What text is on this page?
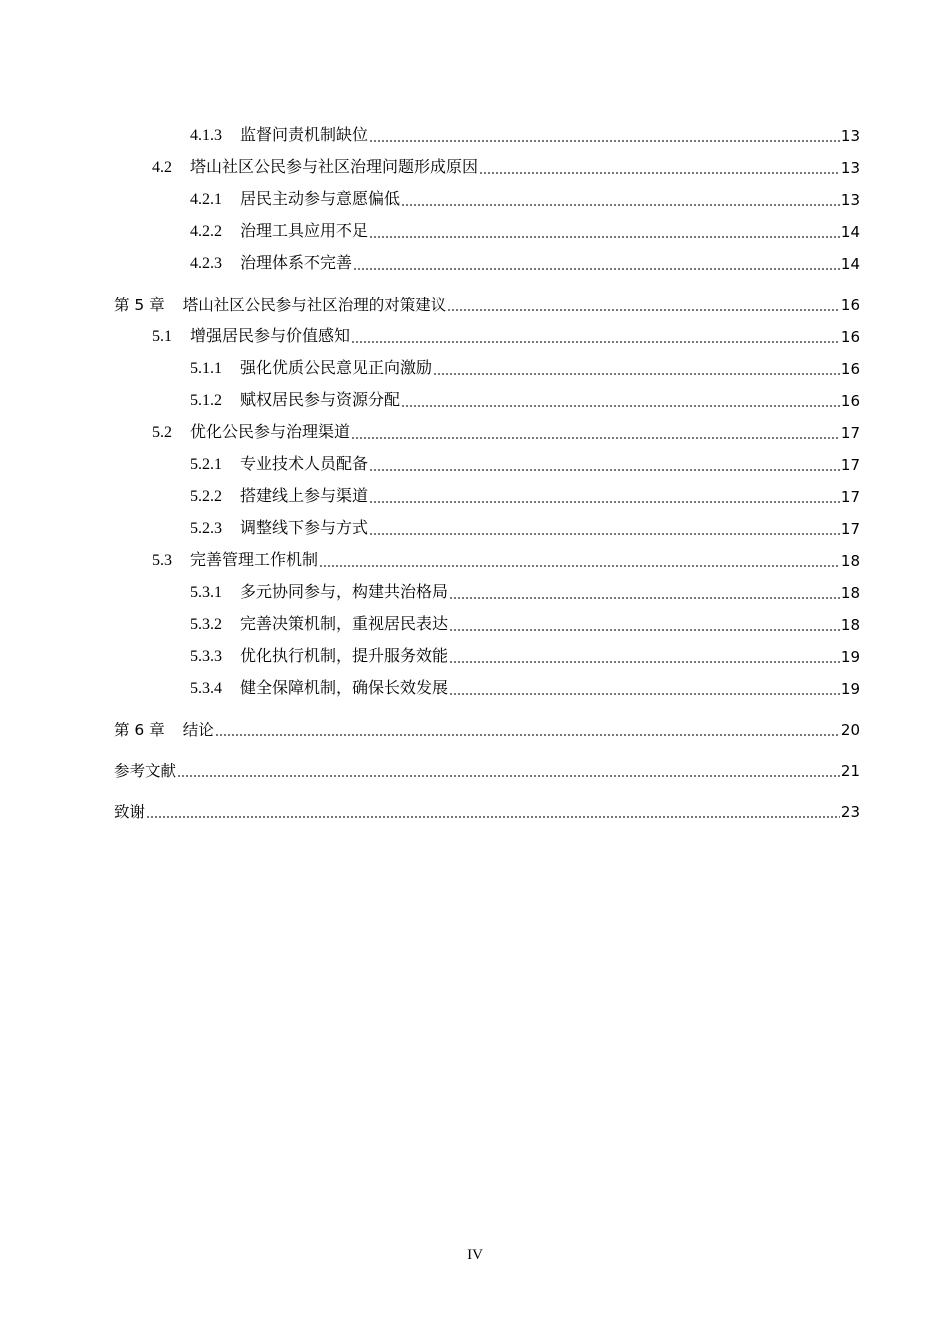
4.1.3 监督问责机制缺位	13
4.2 塔山社区公民参与社区治理问题形成原因	13
4.2.1 居民主动参与意愿偏低	13
4.2.2 治理工具应用不足	14
4.2.3 治理体系不完善	14
第 5 章 塔山社区公民参与社区治理的对策建议	16
5.1 增强居民参与价值感知	16
5.1.1 强化优质公民意见正向激励	16
5.1.2 赋权居民参与资源分配	16
5.2 优化公民参与治理渠道	17
5.2.1 专业技术人员配备	17
5.2.2 搭建线上参与渠道	17
5.2.3 调整线下参与方式	17
5.3 完善管理工作机制	18
5.3.1 多元协同参与，构建共治格局	18
5.3.2 完善决策机制，重视居民表达	18
5.3.3 优化执行机制，提升服务效能	19
5.3.4 健全保障机制，确保长效发展	19
第 6 章 结论	20
参考文献	21
致谢	23
IV
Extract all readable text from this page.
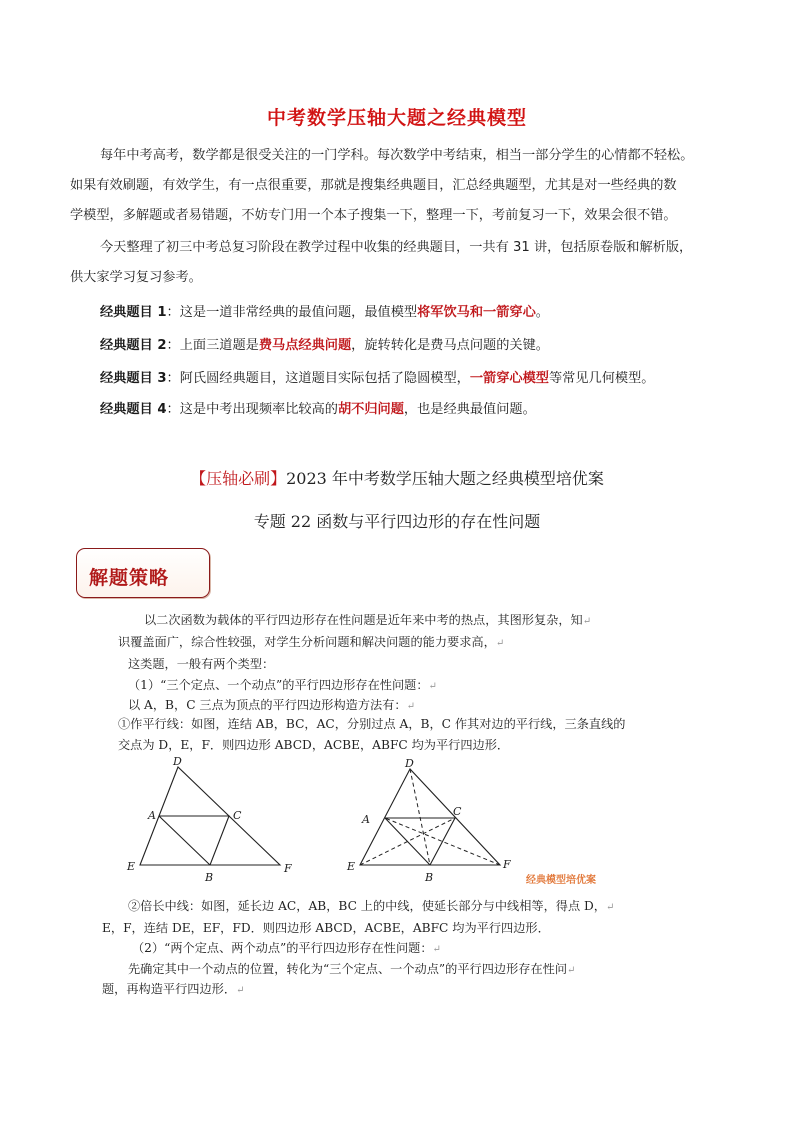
中考数学压轴大题之经典模型
每年中考高考，数学都是很受关注的一门学科。每次数学中考结束，相当一部分学生的心情都不轻松。
如果有效刷题，有效学生，有一点很重要，那就是搜集经典题目，汇总经典题型，尤其是对一些经典的数
学模型，多解题或者易错题，不妨专门用一个本子搜集一下，整理一下，考前复习一下，效果会很不错。
今天整理了初三中考总复习阶段在教学过程中收集的经典题目，一共有 31 讲，包括原卷版和解析版，
供大家学习复习参考。
经典题目 1：这是一道非常经典的最值问题，最值模型将军饮马和一箭穿心。
经典题目 2：上面三道题是费马点经典问题，旋转转化是费马点问题的关键。
经典题目 3：阿氏圆经典题目，这道题目实际包括了隐圆模型，一箭穿心模型等常见几何模型。
经典题目 4：这是中考出现频率比较高的胡不归问题，也是经典最值问题。
【压轴必刷】2023 年中考数学压轴大题之经典模型培优案
专题 22 函数与平行四边形的存在性问题
解题策略
以二次函数为载体的平行四边形存在性问题是近年来中考的热点，其图形复杂，知↵
识覆盖面广，综合性较强，对学生分析问题和解决问题的能力要求高，↵
这类题，一般有两个类型：
（1）“三个定点、一个动点”的平行四边形存在性问题：↵
以 A，B，C 三点为顶点的平行四边形构造方法有：↵
①作平行线：如图，连结 AB，BC，AC，分别过点 A，B，C 作其对边的平行线，三条直线的
交点为 D，E，F．则四边形 ABCD，ACBE，ABFC 均为平行四边形．
D
A	C
E
B
F
D
A
C
E
B
F
经典模型培优案
②倍长中线：如图，延长边 AC，AB，BC 上的中线，使延长部分与中线相等，得点 D，↵
E，F，连结 DE，EF，FD．则四边形 ABCD，ACBE，ABFC 均为平行四边形．
（2）“两个定点、两个动点”的平行四边形存在性问题：↵
先确定其中一个动点的位置，转化为“三个定点、一个动点”的平行四边形存在性问↵
题，再构造平行四边形．↵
━━━━━━━━━━━━━━━━━━━━━━━━━━━━━━
> [PROBLEM TO SOLVE] Transcribe each entry precisely as given, leaving the pictures out.

> [RESPONSE FOR THIS EXERCISE]
What text is on this page?
4.1.3 监督问责机制缺位	13
4.2 塔山社区公民参与社区治理问题形成原因	13
4.2.1 居民主动参与意愿偏低	13
4.2.2 治理工具应用不足	14
4.2.3 治理体系不完善	14
第 5 章 塔山社区公民参与社区治理的对策建议	16
5.1 增强居民参与价值感知	16
5.1.1 强化优质公民意见正向激励	16
5.1.2 赋权居民参与资源分配	16
5.2 优化公民参与治理渠道	17
5.2.1 专业技术人员配备	17
5.2.2 搭建线上参与渠道	17
5.2.3 调整线下参与方式	17
5.3 完善管理工作机制	18
5.3.1 多元协同参与，构建共治格局	18
5.3.2 完善决策机制，重视居民表达	18
5.3.3 优化执行机制，提升服务效能	19
5.3.4 健全保障机制，确保长效发展	19
第 6 章 结论	20
参考文献	21
致谢	23
IV
Extract all readable text from this page.
中考数学压轴大题之经典模型
每年中考高考，数学都是很受关注的一门学科。每次数学中考结束，相当一部分学生的心情都不轻松。
如果有效刷题，有效学生，有一点很重要，那就是搜集经典题目，汇总经典题型，尤其是对一些经典的数
学模型，多解题或者易错题，不妨专门用一个本子搜集一下，整理一下，考前复习一下，效果会很不错。
今天整理了初三中考总复习阶段在教学过程中收集的经典题目，一共有 31 讲，包括原卷版和解析版，
供大家学习复习参考。
经典题目 1：这是一道非常经典的最值问题，最值模型将军饮马和一箭穿心。
经典题目 2：上面三道题是费马点经典问题，旋转转化是费马点问题的关键。
经典题目 3：阿氏圆经典题目，这道题目实际包括了隐圆模型，一箭穿心模型等常见几何模型。
经典题目 4：这是中考出现频率比较高的胡不归问题，也是经典最值问题。
【压轴必刷】2023 年中考数学压轴大题之经典模型培优案
专题 22 函数与平行四边形的存在性问题
解题策略
以二次函数为载体的平行四边形存在性问题是近年来中考的热点，其图形复杂，知↵
识覆盖面广，综合性较强，对学生分析问题和解决问题的能力要求高，↵
这类题，一般有两个类型：
（1）“三个定点、一个动点”的平行四边形存在性问题：↵
以 A，B，C 三点为顶点的平行四边形构造方法有：↵
①作平行线：如图，连结 AB，BC，AC，分别过点 A，B，C 作其对边的平行线，三条直线的
交点为 D，E，F．则四边形 ABCD，ACBE，ABFC 均为平行四边形．
D
A	C
E
B
F
D
A
C
E
B
F
经典模型培优案
②倍长中线：如图，延长边 AC，AB，BC 上的中线，使延长部分与中线相等，得点 D，↵
E，F，连结 DE，EF，FD．则四边形 ABCD，ACBE，ABFC 均为平行四边形．
（2）“两个定点、两个动点”的平行四边形存在性问题：↵
先确定其中一个动点的位置，转化为“三个定点、一个动点”的平行四边形存在性问↵
题，再构造平行四边形．↵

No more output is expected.